= INSTRUCTIONS FOR THE TASK =
Examine the material below. Gather every line in which the string "image" appears.

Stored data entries

--- BEGIN ---

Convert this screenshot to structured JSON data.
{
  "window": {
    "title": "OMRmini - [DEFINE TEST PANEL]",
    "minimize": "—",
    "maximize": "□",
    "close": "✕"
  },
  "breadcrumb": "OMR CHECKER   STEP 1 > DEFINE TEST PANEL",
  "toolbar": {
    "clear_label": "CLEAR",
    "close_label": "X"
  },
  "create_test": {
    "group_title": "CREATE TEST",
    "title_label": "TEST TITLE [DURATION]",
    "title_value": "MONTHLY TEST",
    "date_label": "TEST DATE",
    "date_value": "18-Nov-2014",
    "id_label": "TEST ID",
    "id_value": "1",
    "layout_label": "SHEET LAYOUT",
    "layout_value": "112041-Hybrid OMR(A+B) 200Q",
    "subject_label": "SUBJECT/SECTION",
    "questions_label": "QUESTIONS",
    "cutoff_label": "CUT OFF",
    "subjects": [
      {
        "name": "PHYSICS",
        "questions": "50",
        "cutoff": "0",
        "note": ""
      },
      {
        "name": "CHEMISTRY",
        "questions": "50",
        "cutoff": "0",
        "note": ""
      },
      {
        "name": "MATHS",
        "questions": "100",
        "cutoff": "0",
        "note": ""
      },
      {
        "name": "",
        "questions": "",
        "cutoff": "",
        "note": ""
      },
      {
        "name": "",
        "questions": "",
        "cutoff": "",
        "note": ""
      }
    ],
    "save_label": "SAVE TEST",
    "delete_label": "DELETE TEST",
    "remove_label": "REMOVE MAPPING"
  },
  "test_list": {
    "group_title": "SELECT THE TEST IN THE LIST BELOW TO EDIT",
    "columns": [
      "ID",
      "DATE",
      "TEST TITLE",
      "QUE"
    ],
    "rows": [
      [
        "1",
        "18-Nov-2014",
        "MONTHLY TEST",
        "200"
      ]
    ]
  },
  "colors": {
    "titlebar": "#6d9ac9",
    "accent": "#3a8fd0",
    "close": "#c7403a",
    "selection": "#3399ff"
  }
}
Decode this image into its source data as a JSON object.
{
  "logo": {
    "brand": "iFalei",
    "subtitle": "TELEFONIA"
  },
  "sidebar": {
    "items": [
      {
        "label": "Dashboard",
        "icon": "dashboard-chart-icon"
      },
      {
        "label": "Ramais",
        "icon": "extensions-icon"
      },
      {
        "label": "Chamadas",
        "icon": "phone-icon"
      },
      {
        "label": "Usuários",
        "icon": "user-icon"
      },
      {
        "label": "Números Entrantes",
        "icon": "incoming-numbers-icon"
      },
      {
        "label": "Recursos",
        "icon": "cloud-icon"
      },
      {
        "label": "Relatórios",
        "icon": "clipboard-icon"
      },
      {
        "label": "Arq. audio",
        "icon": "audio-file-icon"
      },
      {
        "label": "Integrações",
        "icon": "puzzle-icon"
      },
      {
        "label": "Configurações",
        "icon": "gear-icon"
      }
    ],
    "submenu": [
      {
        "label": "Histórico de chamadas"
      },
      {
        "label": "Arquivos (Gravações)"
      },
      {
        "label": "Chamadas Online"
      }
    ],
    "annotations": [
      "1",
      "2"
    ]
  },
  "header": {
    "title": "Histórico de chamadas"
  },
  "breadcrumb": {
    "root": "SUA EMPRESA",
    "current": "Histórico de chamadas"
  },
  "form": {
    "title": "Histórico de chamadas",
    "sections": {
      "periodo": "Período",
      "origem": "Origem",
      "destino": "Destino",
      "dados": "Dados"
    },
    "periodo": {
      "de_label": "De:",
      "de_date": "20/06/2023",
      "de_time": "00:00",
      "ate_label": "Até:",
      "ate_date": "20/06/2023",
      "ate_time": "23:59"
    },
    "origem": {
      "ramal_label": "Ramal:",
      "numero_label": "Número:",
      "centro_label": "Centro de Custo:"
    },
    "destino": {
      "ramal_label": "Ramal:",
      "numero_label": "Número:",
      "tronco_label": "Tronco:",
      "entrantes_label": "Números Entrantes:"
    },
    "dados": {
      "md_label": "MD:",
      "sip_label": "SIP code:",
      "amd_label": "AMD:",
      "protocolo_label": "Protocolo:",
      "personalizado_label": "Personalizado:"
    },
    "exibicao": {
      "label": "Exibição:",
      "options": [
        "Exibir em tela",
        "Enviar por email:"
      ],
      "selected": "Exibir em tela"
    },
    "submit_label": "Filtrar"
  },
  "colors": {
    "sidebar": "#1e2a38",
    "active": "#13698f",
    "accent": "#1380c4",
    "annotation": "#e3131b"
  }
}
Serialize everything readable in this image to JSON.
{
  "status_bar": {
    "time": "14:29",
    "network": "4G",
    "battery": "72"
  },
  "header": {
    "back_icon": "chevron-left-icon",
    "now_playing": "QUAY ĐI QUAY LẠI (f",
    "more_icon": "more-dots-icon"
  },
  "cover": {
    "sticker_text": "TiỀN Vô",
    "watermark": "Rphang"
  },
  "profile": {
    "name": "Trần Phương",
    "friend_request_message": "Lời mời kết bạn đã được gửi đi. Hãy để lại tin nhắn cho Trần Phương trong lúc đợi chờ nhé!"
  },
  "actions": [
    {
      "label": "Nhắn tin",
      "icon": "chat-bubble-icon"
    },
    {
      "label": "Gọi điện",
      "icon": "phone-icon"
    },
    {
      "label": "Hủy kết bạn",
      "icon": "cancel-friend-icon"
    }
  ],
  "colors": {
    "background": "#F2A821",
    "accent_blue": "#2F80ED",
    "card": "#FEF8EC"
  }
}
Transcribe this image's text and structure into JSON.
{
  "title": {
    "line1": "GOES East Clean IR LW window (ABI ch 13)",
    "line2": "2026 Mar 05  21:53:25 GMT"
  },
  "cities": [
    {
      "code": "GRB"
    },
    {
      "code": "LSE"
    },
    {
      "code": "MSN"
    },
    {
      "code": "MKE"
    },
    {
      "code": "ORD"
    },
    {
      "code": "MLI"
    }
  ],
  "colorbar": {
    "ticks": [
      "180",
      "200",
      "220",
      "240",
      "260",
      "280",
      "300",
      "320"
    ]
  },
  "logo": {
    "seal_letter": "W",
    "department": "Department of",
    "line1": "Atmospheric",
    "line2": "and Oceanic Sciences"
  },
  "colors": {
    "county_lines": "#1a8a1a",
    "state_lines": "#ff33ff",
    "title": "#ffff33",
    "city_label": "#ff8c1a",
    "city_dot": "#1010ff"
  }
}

--- END ---

= EXERCISE ANSWER =
Decode this image into its source data as a JSON object.
Serialize everything readable in this image to JSON.
Transcribe this image's text and structure into JSON.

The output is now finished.